(Dataset items)
---+---

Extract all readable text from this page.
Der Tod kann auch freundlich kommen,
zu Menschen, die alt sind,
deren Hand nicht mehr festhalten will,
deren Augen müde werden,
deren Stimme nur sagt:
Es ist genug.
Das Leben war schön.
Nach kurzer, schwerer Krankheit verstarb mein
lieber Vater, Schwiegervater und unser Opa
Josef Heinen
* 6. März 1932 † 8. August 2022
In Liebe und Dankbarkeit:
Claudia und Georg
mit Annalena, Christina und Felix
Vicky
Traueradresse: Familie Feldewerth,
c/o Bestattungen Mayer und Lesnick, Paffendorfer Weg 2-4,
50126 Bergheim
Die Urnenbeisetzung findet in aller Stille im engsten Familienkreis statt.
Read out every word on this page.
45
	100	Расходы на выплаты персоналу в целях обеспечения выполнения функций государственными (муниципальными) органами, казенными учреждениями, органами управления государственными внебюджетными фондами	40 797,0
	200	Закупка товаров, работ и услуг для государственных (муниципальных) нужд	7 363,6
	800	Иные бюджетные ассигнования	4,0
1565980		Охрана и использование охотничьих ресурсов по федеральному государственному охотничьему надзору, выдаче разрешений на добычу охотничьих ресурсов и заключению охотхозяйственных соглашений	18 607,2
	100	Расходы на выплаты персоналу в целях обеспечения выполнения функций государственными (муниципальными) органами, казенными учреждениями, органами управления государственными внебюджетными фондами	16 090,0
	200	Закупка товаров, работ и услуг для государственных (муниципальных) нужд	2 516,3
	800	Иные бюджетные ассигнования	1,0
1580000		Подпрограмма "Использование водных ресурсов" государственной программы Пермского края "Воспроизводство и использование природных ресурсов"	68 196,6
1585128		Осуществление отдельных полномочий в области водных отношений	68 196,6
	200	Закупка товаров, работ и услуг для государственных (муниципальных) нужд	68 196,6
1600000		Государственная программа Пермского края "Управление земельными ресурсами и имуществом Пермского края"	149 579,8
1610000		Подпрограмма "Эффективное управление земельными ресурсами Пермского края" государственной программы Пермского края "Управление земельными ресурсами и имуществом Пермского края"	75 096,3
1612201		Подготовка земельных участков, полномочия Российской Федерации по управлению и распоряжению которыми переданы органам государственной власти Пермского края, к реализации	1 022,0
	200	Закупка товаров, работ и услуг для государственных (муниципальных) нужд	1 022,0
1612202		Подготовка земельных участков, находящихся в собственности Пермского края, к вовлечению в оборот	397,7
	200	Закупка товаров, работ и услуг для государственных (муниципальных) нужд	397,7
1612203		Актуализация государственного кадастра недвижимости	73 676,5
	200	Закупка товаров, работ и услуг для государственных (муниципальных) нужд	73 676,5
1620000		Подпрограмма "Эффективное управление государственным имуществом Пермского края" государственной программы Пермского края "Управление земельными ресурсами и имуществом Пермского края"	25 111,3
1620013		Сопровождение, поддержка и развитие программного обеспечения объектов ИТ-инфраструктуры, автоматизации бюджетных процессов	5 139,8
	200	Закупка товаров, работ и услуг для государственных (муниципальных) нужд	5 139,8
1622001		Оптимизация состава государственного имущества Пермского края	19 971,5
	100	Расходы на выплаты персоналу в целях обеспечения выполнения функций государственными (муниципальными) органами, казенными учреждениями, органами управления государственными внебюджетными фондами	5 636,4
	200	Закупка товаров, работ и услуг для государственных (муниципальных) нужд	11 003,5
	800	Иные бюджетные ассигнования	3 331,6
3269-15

---+---

▸ **What is needed**
The lines above should be duplicated exactly.

▸ **Exercise result**
Extract all readable text from this page.
Der Tod kann auch freundlich kommen,
zu Menschen, die alt sind,
deren Hand nicht mehr festhalten will,
deren Augen müde werden,
deren Stimme nur sagt:
Es ist genug.
Das Leben war schön.
Nach kurzer, schwerer Krankheit verstarb mein
lieber Vater, Schwiegervater und unser Opa
Josef Heinen
* 6. März 1932 † 8. August 2022
In Liebe und Dankbarkeit:
Claudia und Georg
mit Annalena, Christina und Felix
Vicky
Traueradresse: Familie Feldewerth,
c/o Bestattungen Mayer und Lesnick, Paffendorfer Weg 2-4,
50126 Bergheim
Die Urnenbeisetzung findet in aller Stille im engsten Familienkreis statt.
Read out every word on this page.
45
	100	Расходы на выплаты персоналу в целях обеспечения выполнения функций государственными (муниципальными) органами, казенными учреждениями, органами управления государственными внебюджетными фондами	40 797,0
	200	Закупка товаров, работ и услуг для государственных (муниципальных) нужд	7 363,6
	800	Иные бюджетные ассигнования	4,0
1565980		Охрана и использование охотничьих ресурсов по федеральному государственному охотничьему надзору, выдаче разрешений на добычу охотничьих ресурсов и заключению охотхозяйственных соглашений	18 607,2
	100	Расходы на выплаты персоналу в целях обеспечения выполнения функций государственными (муниципальными) органами, казенными учреждениями, органами управления государственными внебюджетными фондами	16 090,0
	200	Закупка товаров, работ и услуг для государственных (муниципальных) нужд	2 516,3
	800	Иные бюджетные ассигнования	1,0
1580000		Подпрограмма "Использование водных ресурсов" государственной программы Пермского края "Воспроизводство и использование природных ресурсов"	68 196,6
1585128		Осуществление отдельных полномочий в области водных отношений	68 196,6
	200	Закупка товаров, работ и услуг для государственных (муниципальных) нужд	68 196,6
1600000		Государственная программа Пермского края "Управление земельными ресурсами и имуществом Пермского края"	149 579,8
1610000		Подпрограмма "Эффективное управление земельными ресурсами Пермского края" государственной программы Пермского края "Управление земельными ресурсами и имуществом Пермского края"	75 096,3
1612201		Подготовка земельных участков, полномочия Российской Федерации по управлению и распоряжению которыми переданы органам государственной власти Пермского края, к реализации	1 022,0
	200	Закупка товаров, работ и услуг для государственных (муниципальных) нужд	1 022,0
1612202		Подготовка земельных участков, находящихся в собственности Пермского края, к вовлечению в оборот	397,7
	200	Закупка товаров, работ и услуг для государственных (муниципальных) нужд	397,7
1612203		Актуализация государственного кадастра недвижимости	73 676,5
	200	Закупка товаров, работ и услуг для государственных (муниципальных) нужд	73 676,5
1620000		Подпрограмма "Эффективное управление государственным имуществом Пермского края" государственной программы Пермского края "Управление земельными ресурсами и имуществом Пермского края"	25 111,3
1620013		Сопровождение, поддержка и развитие программного обеспечения объектов ИТ-инфраструктуры, автоматизации бюджетных процессов	5 139,8
	200	Закупка товаров, работ и услуг для государственных (муниципальных) нужд	5 139,8
1622001		Оптимизация состава государственного имущества Пермского края	19 971,5
	100	Расходы на выплаты персоналу в целях обеспечения выполнения функций государственными (муниципальными) органами, казенными учреждениями, органами управления государственными внебюджетными фондами	5 636,4
	200	Закупка товаров, работ и услуг для государственных (муниципальных) нужд	11 003,5
	800	Иные бюджетные ассигнования	3 331,6
3269-15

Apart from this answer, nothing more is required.